Repeat every line of all the items below word for word, leaving the pictures out of your answer.

▶ SUPPLIED ENTRIES:
— Begin —
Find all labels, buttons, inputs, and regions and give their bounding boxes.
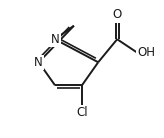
- Text: N: N: [34, 56, 43, 69]
- Text: N: N: [51, 33, 59, 46]
- Text: OH: OH: [137, 46, 155, 59]
- Text: O: O: [113, 8, 122, 21]
- Text: Cl: Cl: [76, 106, 88, 119]
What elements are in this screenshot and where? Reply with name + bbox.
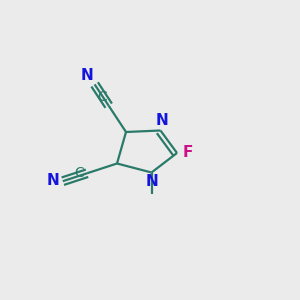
Text: F: F: [182, 145, 193, 160]
Text: N: N: [80, 68, 93, 83]
Text: C: C: [98, 90, 107, 104]
Text: N: N: [146, 174, 158, 189]
Text: C: C: [74, 166, 84, 180]
Text: N: N: [47, 173, 60, 188]
Text: N: N: [156, 113, 168, 128]
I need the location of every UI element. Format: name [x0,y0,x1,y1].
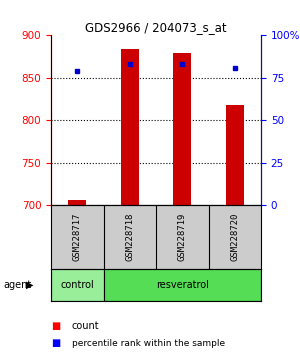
Bar [103,269,261,301]
Text: percentile rank within the sample: percentile rank within the sample [72,339,225,348]
Text: GSM228718: GSM228718 [125,213,134,261]
Text: ■: ■ [51,321,60,331]
Text: ■: ■ [51,338,60,348]
Text: agent: agent [3,280,31,290]
Text: count: count [72,321,100,331]
Bar [226,105,244,205]
Text: control: control [60,280,94,290]
Text: GSM228717: GSM228717 [73,213,82,261]
Bar [121,49,139,205]
Text: ▶: ▶ [26,280,33,290]
Text: GSM228720: GSM228720 [230,213,239,261]
Text: resveratrol: resveratrol [156,280,209,290]
Title: GDS2966 / 204073_s_at: GDS2966 / 204073_s_at [85,21,227,34]
Bar [173,53,191,205]
Bar [68,200,86,205]
Bar [51,269,104,301]
Text: GSM228719: GSM228719 [178,213,187,261]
— End —
▶ THE OUTPUT:
Find all labels, buttons, inputs, and regions and give their bounding boxes.
- Text: N: N: [34, 56, 43, 69]
- Text: N: N: [51, 33, 59, 46]
- Text: OH: OH: [137, 46, 155, 59]
- Text: O: O: [113, 8, 122, 21]
- Text: Cl: Cl: [76, 106, 88, 119]
What elements are in this screenshot and where? Reply with name + bbox.
Text: F: F: [182, 145, 193, 160]
Text: N: N: [80, 68, 93, 83]
Text: C: C: [98, 90, 107, 104]
Text: N: N: [146, 174, 158, 189]
Text: C: C: [74, 166, 84, 180]
Text: N: N: [47, 173, 60, 188]
Text: N: N: [156, 113, 168, 128]
I need the location of every UI element. Format: name [x0,y0,x1,y1].
Bar [103,269,261,301]
Text: percentile rank within the sample: percentile rank within the sample [72,339,225,348]
Text: GSM228718: GSM228718 [125,213,134,261]
Text: ■: ■ [51,321,60,331]
Text: ■: ■ [51,338,60,348]
Text: agent: agent [3,280,31,290]
Text: count: count [72,321,100,331]
Bar [226,105,244,205]
Text: control: control [60,280,94,290]
Text: GSM228717: GSM228717 [73,213,82,261]
Bar [121,49,139,205]
Text: ▶: ▶ [26,280,33,290]
Text: GSM228720: GSM228720 [230,213,239,261]
Text: resveratrol: resveratrol [156,280,209,290]
Title: GDS2966 / 204073_s_at: GDS2966 / 204073_s_at [85,21,227,34]
Bar [173,53,191,205]
Bar [68,200,86,205]
Bar [51,269,104,301]
Text: GSM228719: GSM228719 [178,213,187,261]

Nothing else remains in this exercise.